Would you transcribe all of the data exactly, down to the last character?

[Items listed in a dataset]
/---

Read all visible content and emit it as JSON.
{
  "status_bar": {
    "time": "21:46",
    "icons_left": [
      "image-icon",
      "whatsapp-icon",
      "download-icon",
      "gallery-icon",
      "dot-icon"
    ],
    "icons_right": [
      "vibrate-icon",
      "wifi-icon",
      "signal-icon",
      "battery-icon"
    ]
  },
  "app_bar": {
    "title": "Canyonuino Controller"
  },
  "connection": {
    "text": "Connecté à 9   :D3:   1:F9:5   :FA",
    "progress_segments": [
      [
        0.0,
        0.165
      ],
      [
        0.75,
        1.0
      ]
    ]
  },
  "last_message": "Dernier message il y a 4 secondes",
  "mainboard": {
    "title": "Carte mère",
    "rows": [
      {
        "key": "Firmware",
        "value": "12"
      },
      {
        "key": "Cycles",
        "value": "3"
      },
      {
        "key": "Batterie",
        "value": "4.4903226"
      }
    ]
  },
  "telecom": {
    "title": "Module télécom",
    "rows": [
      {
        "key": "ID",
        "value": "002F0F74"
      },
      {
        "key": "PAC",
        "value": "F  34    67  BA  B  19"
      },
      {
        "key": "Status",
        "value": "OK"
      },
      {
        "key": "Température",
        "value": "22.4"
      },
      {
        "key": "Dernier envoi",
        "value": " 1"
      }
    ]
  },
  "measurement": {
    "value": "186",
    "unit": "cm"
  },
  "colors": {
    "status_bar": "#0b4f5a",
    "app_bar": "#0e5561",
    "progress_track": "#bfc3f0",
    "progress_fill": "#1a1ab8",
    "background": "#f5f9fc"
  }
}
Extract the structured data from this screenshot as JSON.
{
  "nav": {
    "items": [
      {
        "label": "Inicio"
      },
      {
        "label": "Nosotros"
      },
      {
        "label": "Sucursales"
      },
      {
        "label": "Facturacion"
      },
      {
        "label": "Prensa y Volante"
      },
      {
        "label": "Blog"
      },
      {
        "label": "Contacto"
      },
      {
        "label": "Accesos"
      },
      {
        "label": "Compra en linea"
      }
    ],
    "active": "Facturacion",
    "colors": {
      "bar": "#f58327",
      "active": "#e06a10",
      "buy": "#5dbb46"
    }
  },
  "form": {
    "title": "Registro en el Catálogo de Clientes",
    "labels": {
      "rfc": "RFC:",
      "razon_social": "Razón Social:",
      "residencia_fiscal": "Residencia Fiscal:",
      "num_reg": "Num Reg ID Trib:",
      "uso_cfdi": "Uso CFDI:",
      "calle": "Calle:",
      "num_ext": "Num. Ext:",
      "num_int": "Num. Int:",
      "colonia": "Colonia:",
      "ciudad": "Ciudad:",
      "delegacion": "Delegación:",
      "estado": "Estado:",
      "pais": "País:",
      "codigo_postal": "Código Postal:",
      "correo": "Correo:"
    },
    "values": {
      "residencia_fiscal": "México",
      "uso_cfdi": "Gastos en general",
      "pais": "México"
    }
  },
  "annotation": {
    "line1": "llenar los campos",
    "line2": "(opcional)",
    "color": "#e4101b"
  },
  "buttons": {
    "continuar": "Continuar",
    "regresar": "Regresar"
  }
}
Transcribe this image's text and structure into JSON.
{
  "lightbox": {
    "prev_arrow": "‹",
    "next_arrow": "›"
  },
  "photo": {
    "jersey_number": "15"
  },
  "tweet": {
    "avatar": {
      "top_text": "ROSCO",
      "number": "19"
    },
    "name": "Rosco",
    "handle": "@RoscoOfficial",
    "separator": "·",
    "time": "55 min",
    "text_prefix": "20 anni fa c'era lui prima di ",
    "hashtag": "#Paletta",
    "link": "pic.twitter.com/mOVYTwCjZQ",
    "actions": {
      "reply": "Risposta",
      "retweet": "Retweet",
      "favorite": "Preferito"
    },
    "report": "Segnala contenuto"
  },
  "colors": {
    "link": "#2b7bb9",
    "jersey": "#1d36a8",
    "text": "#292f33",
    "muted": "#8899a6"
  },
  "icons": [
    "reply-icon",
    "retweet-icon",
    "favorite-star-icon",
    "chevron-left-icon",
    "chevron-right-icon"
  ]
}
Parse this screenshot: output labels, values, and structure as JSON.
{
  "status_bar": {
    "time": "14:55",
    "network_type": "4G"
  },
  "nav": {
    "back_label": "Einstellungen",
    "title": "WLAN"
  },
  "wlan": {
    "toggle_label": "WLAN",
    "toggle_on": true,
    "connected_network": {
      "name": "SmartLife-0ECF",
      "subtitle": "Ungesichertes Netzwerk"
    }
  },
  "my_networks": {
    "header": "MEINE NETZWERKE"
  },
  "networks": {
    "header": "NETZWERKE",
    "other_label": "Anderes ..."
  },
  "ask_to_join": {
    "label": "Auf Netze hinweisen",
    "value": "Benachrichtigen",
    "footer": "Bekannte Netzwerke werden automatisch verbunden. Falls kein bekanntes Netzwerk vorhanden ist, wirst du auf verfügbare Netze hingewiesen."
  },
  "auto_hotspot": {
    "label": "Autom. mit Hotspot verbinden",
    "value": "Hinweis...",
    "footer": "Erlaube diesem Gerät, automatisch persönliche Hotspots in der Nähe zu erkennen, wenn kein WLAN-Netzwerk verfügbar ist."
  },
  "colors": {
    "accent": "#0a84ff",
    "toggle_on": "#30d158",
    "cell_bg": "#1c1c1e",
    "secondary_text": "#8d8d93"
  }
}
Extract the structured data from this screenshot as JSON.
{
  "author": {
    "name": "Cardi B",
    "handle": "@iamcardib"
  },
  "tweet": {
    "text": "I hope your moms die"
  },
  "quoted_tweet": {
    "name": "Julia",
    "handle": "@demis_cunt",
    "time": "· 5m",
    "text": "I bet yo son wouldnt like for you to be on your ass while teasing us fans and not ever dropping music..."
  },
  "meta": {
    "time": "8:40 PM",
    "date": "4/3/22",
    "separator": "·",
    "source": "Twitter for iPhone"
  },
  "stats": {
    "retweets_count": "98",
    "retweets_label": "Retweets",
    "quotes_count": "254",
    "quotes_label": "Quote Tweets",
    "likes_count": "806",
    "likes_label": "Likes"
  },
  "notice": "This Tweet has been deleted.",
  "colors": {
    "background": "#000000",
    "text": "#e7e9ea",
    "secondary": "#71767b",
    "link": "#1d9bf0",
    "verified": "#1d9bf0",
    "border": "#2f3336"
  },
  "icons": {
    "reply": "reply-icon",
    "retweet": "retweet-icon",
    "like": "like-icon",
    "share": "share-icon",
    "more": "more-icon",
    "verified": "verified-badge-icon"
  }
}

\---

Result of the exercise |
Read all visible content and emit it as JSON.
{
  "status_bar": {
    "time": "21:46",
    "icons_left": [
      "image-icon",
      "whatsapp-icon",
      "download-icon",
      "gallery-icon",
      "dot-icon"
    ],
    "icons_right": [
      "vibrate-icon",
      "wifi-icon",
      "signal-icon",
      "battery-icon"
    ]
  },
  "app_bar": {
    "title": "Canyonuino Controller"
  },
  "connection": {
    "text": "Connecté à 9   :D3:   1:F9:5   :FA",
    "progress_segments": [
      [
        0.0,
        0.165
      ],
      [
        0.75,
        1.0
      ]
    ]
  },
  "last_message": "Dernier message il y a 4 secondes",
  "mainboard": {
    "title": "Carte mère",
    "rows": [
      {
        "key": "Firmware",
        "value": "12"
      },
      {
        "key": "Cycles",
        "value": "3"
      },
      {
        "key": "Batterie",
        "value": "4.4903226"
      }
    ]
  },
  "telecom": {
    "title": "Module télécom",
    "rows": [
      {
        "key": "ID",
        "value": "002F0F74"
      },
      {
        "key": "PAC",
        "value": "F  34    67  BA  B  19"
      },
      {
        "key": "Status",
        "value": "OK"
      },
      {
        "key": "Température",
        "value": "22.4"
      },
      {
        "key": "Dernier envoi",
        "value": " 1"
      }
    ]
  },
  "measurement": {
    "value": "186",
    "unit": "cm"
  },
  "colors": {
    "status_bar": "#0b4f5a",
    "app_bar": "#0e5561",
    "progress_track": "#bfc3f0",
    "progress_fill": "#1a1ab8",
    "background": "#f5f9fc"
  }
}
Extract the structured data from this screenshot as JSON.
{
  "nav": {
    "items": [
      {
        "label": "Inicio"
      },
      {
        "label": "Nosotros"
      },
      {
        "label": "Sucursales"
      },
      {
        "label": "Facturacion"
      },
      {
        "label": "Prensa y Volante"
      },
      {
        "label": "Blog"
      },
      {
        "label": "Contacto"
      },
      {
        "label": "Accesos"
      },
      {
        "label": "Compra en linea"
      }
    ],
    "active": "Facturacion",
    "colors": {
      "bar": "#f58327",
      "active": "#e06a10",
      "buy": "#5dbb46"
    }
  },
  "form": {
    "title": "Registro en el Catálogo de Clientes",
    "labels": {
      "rfc": "RFC:",
      "razon_social": "Razón Social:",
      "residencia_fiscal": "Residencia Fiscal:",
      "num_reg": "Num Reg ID Trib:",
      "uso_cfdi": "Uso CFDI:",
      "calle": "Calle:",
      "num_ext": "Num. Ext:",
      "num_int": "Num. Int:",
      "colonia": "Colonia:",
      "ciudad": "Ciudad:",
      "delegacion": "Delegación:",
      "estado": "Estado:",
      "pais": "País:",
      "codigo_postal": "Código Postal:",
      "correo": "Correo:"
    },
    "values": {
      "residencia_fiscal": "México",
      "uso_cfdi": "Gastos en general",
      "pais": "México"
    }
  },
  "annotation": {
    "line1": "llenar los campos",
    "line2": "(opcional)",
    "color": "#e4101b"
  },
  "buttons": {
    "continuar": "Continuar",
    "regresar": "Regresar"
  }
}
Transcribe this image's text and structure into JSON.
{
  "lightbox": {
    "prev_arrow": "‹",
    "next_arrow": "›"
  },
  "photo": {
    "jersey_number": "15"
  },
  "tweet": {
    "avatar": {
      "top_text": "ROSCO",
      "number": "19"
    },
    "name": "Rosco",
    "handle": "@RoscoOfficial",
    "separator": "·",
    "time": "55 min",
    "text_prefix": "20 anni fa c'era lui prima di ",
    "hashtag": "#Paletta",
    "link": "pic.twitter.com/mOVYTwCjZQ",
    "actions": {
      "reply": "Risposta",
      "retweet": "Retweet",
      "favorite": "Preferito"
    },
    "report": "Segnala contenuto"
  },
  "colors": {
    "link": "#2b7bb9",
    "jersey": "#1d36a8",
    "text": "#292f33",
    "muted": "#8899a6"
  },
  "icons": [
    "reply-icon",
    "retweet-icon",
    "favorite-star-icon",
    "chevron-left-icon",
    "chevron-right-icon"
  ]
}
Parse this screenshot: output labels, values, and structure as JSON.
{
  "status_bar": {
    "time": "14:55",
    "network_type": "4G"
  },
  "nav": {
    "back_label": "Einstellungen",
    "title": "WLAN"
  },
  "wlan": {
    "toggle_label": "WLAN",
    "toggle_on": true,
    "connected_network": {
      "name": "SmartLife-0ECF",
      "subtitle": "Ungesichertes Netzwerk"
    }
  },
  "my_networks": {
    "header": "MEINE NETZWERKE"
  },
  "networks": {
    "header": "NETZWERKE",
    "other_label": "Anderes ..."
  },
  "ask_to_join": {
    "label": "Auf Netze hinweisen",
    "value": "Benachrichtigen",
    "footer": "Bekannte Netzwerke werden automatisch verbunden. Falls kein bekanntes Netzwerk vorhanden ist, wirst du auf verfügbare Netze hingewiesen."
  },
  "auto_hotspot": {
    "label": "Autom. mit Hotspot verbinden",
    "value": "Hinweis...",
    "footer": "Erlaube diesem Gerät, automatisch persönliche Hotspots in der Nähe zu erkennen, wenn kein WLAN-Netzwerk verfügbar ist."
  },
  "colors": {
    "accent": "#0a84ff",
    "toggle_on": "#30d158",
    "cell_bg": "#1c1c1e",
    "secondary_text": "#8d8d93"
  }
}
Extract the structured data from this screenshot as JSON.
{
  "author": {
    "name": "Cardi B",
    "handle": "@iamcardib"
  },
  "tweet": {
    "text": "I hope your moms die"
  },
  "quoted_tweet": {
    "name": "Julia",
    "handle": "@demis_cunt",
    "time": "· 5m",
    "text": "I bet yo son wouldnt like for you to be on your ass while teasing us fans and not ever dropping music..."
  },
  "meta": {
    "time": "8:40 PM",
    "date": "4/3/22",
    "separator": "·",
    "source": "Twitter for iPhone"
  },
  "stats": {
    "retweets_count": "98",
    "retweets_label": "Retweets",
    "quotes_count": "254",
    "quotes_label": "Quote Tweets",
    "likes_count": "806",
    "likes_label": "Likes"
  },
  "notice": "This Tweet has been deleted.",
  "colors": {
    "background": "#000000",
    "text": "#e7e9ea",
    "secondary": "#71767b",
    "link": "#1d9bf0",
    "verified": "#1d9bf0",
    "border": "#2f3336"
  },
  "icons": {
    "reply": "reply-icon",
    "retweet": "retweet-icon",
    "like": "like-icon",
    "share": "share-icon",
    "more": "more-icon",
    "verified": "verified-badge-icon"
  }
}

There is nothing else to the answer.